__Records provided__:

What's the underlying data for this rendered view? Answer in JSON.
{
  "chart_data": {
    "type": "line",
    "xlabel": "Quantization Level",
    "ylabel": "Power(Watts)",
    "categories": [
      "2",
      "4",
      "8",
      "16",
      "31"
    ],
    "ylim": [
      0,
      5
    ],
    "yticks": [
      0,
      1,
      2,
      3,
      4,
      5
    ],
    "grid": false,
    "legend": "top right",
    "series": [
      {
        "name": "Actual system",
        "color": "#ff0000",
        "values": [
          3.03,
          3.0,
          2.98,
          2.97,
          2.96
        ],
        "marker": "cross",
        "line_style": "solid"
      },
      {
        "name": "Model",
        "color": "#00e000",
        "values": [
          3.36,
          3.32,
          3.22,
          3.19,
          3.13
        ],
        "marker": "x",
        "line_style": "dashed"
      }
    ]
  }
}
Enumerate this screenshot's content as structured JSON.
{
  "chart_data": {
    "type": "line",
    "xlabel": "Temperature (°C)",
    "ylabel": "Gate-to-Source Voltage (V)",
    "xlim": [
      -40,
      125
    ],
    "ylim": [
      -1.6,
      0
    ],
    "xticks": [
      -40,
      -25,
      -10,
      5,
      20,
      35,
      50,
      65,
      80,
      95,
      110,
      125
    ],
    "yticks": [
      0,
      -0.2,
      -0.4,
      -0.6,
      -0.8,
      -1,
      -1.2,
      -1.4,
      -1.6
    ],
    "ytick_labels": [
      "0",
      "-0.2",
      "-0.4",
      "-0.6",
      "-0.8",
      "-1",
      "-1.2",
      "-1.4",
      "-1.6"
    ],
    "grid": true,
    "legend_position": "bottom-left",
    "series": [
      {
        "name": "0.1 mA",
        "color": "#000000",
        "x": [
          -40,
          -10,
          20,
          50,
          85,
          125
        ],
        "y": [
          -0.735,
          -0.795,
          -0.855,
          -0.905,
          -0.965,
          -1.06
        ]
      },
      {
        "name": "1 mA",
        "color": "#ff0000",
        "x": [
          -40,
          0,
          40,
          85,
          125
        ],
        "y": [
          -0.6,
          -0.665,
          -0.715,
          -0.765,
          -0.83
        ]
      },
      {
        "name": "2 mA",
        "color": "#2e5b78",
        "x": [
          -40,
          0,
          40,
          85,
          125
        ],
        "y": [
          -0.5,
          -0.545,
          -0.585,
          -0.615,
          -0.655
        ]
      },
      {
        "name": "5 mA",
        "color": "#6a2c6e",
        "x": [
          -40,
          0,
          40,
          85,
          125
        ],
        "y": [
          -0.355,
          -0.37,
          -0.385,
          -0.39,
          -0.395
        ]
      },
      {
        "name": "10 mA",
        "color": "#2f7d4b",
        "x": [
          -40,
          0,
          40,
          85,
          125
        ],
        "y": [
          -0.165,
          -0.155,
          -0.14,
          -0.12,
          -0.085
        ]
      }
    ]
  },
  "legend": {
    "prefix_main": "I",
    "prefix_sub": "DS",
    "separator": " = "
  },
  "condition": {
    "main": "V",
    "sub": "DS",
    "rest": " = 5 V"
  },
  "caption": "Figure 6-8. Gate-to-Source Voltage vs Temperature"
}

__What the exercise asks__:
Set down the listing above in full, please, exactly as it appears.

__The reply__:
What's the underlying data for this rendered view? Answer in JSON.
{
  "chart_data": {
    "type": "line",
    "xlabel": "Quantization Level",
    "ylabel": "Power(Watts)",
    "categories": [
      "2",
      "4",
      "8",
      "16",
      "31"
    ],
    "ylim": [
      0,
      5
    ],
    "yticks": [
      0,
      1,
      2,
      3,
      4,
      5
    ],
    "grid": false,
    "legend": "top right",
    "series": [
      {
        "name": "Actual system",
        "color": "#ff0000",
        "values": [
          3.03,
          3.0,
          2.98,
          2.97,
          2.96
        ],
        "marker": "cross",
        "line_style": "solid"
      },
      {
        "name": "Model",
        "color": "#00e000",
        "values": [
          3.36,
          3.32,
          3.22,
          3.19,
          3.13
        ],
        "marker": "x",
        "line_style": "dashed"
      }
    ]
  }
}
Enumerate this screenshot's content as structured JSON.
{
  "chart_data": {
    "type": "line",
    "xlabel": "Temperature (°C)",
    "ylabel": "Gate-to-Source Voltage (V)",
    "xlim": [
      -40,
      125
    ],
    "ylim": [
      -1.6,
      0
    ],
    "xticks": [
      -40,
      -25,
      -10,
      5,
      20,
      35,
      50,
      65,
      80,
      95,
      110,
      125
    ],
    "yticks": [
      0,
      -0.2,
      -0.4,
      -0.6,
      -0.8,
      -1,
      -1.2,
      -1.4,
      -1.6
    ],
    "ytick_labels": [
      "0",
      "-0.2",
      "-0.4",
      "-0.6",
      "-0.8",
      "-1",
      "-1.2",
      "-1.4",
      "-1.6"
    ],
    "grid": true,
    "legend_position": "bottom-left",
    "series": [
      {
        "name": "0.1 mA",
        "color": "#000000",
        "x": [
          -40,
          -10,
          20,
          50,
          85,
          125
        ],
        "y": [
          -0.735,
          -0.795,
          -0.855,
          -0.905,
          -0.965,
          -1.06
        ]
      },
      {
        "name": "1 mA",
        "color": "#ff0000",
        "x": [
          -40,
          0,
          40,
          85,
          125
        ],
        "y": [
          -0.6,
          -0.665,
          -0.715,
          -0.765,
          -0.83
        ]
      },
      {
        "name": "2 mA",
        "color": "#2e5b78",
        "x": [
          -40,
          0,
          40,
          85,
          125
        ],
        "y": [
          -0.5,
          -0.545,
          -0.585,
          -0.615,
          -0.655
        ]
      },
      {
        "name": "5 mA",
        "color": "#6a2c6e",
        "x": [
          -40,
          0,
          40,
          85,
          125
        ],
        "y": [
          -0.355,
          -0.37,
          -0.385,
          -0.39,
          -0.395
        ]
      },
      {
        "name": "10 mA",
        "color": "#2f7d4b",
        "x": [
          -40,
          0,
          40,
          85,
          125
        ],
        "y": [
          -0.165,
          -0.155,
          -0.14,
          -0.12,
          -0.085
        ]
      }
    ]
  },
  "legend": {
    "prefix_main": "I",
    "prefix_sub": "DS",
    "separator": " = "
  },
  "condition": {
    "main": "V",
    "sub": "DS",
    "rest": " = 5 V"
  },
  "caption": "Figure 6-8. Gate-to-Source Voltage vs Temperature"
}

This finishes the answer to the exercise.